[WHAT THE TASK REQUIRES]
Extract from the listing each line in which the word "screenshot" appears.

[RECORDS SUPPLIED]
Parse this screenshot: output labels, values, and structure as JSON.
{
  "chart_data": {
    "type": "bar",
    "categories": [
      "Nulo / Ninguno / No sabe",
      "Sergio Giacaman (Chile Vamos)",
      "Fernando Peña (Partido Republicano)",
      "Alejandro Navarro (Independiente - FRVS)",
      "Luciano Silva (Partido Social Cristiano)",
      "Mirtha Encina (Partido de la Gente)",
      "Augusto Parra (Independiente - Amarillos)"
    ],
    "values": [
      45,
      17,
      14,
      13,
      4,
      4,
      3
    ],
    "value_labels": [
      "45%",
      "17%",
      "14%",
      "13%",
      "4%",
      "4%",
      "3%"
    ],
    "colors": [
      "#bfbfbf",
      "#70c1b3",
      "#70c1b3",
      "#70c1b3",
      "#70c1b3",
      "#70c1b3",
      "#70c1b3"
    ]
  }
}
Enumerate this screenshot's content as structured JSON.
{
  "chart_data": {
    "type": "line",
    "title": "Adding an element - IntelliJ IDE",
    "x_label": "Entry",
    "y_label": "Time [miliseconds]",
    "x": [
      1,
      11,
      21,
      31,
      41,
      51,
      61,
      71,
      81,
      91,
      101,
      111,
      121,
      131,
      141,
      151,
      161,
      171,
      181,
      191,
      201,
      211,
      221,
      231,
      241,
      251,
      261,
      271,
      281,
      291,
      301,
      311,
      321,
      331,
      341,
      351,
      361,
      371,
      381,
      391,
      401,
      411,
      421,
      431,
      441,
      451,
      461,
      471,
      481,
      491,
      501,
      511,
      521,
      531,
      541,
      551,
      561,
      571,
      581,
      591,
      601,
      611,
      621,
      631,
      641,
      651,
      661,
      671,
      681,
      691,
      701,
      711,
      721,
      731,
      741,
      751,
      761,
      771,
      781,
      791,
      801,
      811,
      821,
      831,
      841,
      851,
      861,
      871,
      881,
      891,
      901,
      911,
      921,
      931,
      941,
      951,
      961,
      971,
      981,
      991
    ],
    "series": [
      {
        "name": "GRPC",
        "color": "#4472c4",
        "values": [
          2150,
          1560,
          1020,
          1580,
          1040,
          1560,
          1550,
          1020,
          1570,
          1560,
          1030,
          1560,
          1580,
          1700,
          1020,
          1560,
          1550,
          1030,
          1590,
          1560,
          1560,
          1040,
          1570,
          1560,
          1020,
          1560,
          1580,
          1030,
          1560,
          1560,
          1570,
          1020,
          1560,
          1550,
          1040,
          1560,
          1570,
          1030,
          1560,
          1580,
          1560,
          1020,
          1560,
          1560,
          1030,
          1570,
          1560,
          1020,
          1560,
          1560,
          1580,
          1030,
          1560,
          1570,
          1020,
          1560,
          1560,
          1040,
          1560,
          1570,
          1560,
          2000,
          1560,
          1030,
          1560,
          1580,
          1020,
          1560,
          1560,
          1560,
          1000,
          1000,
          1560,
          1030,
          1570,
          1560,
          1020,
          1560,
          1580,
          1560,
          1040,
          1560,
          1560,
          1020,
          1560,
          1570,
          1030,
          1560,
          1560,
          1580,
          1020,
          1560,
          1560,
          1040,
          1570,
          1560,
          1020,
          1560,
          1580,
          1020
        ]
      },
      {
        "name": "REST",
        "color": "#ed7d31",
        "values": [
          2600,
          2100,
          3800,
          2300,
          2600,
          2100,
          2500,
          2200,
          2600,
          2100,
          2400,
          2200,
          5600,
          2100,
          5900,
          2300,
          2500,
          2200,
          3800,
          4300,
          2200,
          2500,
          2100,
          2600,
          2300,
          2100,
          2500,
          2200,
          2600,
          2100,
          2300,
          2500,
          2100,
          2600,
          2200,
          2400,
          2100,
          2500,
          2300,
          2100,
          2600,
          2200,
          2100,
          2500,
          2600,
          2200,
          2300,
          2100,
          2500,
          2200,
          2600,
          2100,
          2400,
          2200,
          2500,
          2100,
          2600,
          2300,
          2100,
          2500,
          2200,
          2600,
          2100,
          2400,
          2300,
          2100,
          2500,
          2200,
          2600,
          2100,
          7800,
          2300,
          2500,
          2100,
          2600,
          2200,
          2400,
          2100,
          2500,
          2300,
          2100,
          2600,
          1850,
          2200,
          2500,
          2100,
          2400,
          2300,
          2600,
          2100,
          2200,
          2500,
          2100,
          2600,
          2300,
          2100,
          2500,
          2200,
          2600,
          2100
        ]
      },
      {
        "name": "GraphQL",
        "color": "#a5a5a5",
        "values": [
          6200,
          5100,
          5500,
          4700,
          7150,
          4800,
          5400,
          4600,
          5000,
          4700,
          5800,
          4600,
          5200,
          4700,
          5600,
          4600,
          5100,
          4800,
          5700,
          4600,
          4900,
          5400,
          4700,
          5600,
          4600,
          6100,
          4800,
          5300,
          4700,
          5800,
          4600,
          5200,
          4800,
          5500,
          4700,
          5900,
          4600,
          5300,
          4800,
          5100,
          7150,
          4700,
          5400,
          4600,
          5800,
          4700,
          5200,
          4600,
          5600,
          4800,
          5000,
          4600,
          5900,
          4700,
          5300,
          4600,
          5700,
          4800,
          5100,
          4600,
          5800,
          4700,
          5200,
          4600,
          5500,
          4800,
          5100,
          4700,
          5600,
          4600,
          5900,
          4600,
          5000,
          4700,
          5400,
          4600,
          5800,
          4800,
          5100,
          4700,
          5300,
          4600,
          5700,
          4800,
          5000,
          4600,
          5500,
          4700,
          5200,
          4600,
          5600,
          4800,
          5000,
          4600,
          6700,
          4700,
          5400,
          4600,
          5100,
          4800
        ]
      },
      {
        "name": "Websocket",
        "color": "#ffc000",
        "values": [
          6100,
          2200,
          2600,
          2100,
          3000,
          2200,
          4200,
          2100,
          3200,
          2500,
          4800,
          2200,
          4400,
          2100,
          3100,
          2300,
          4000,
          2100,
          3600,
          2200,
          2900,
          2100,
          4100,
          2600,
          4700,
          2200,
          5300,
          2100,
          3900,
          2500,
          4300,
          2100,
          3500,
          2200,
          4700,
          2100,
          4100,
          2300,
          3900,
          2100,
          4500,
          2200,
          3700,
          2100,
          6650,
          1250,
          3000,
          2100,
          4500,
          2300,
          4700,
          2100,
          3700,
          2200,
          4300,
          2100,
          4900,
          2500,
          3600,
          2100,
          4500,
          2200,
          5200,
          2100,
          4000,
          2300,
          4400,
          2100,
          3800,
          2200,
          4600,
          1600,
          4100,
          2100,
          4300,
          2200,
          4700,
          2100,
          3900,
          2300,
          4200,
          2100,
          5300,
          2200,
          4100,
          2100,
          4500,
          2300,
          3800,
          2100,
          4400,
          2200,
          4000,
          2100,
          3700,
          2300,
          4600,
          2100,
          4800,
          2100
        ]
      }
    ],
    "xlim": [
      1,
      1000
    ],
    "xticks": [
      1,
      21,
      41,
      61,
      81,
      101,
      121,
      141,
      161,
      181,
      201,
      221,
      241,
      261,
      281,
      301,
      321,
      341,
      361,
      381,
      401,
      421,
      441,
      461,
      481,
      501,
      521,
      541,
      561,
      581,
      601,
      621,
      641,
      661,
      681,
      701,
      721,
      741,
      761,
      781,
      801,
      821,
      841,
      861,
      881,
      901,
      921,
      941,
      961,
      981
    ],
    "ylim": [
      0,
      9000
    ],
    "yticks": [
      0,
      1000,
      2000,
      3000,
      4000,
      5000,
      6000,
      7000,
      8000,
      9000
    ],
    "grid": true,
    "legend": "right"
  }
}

[ANSWER TO THE EXERCISE]
Parse this screenshot: output labels, values, and structure as JSON.
Enumerate this screenshot's content as structured JSON.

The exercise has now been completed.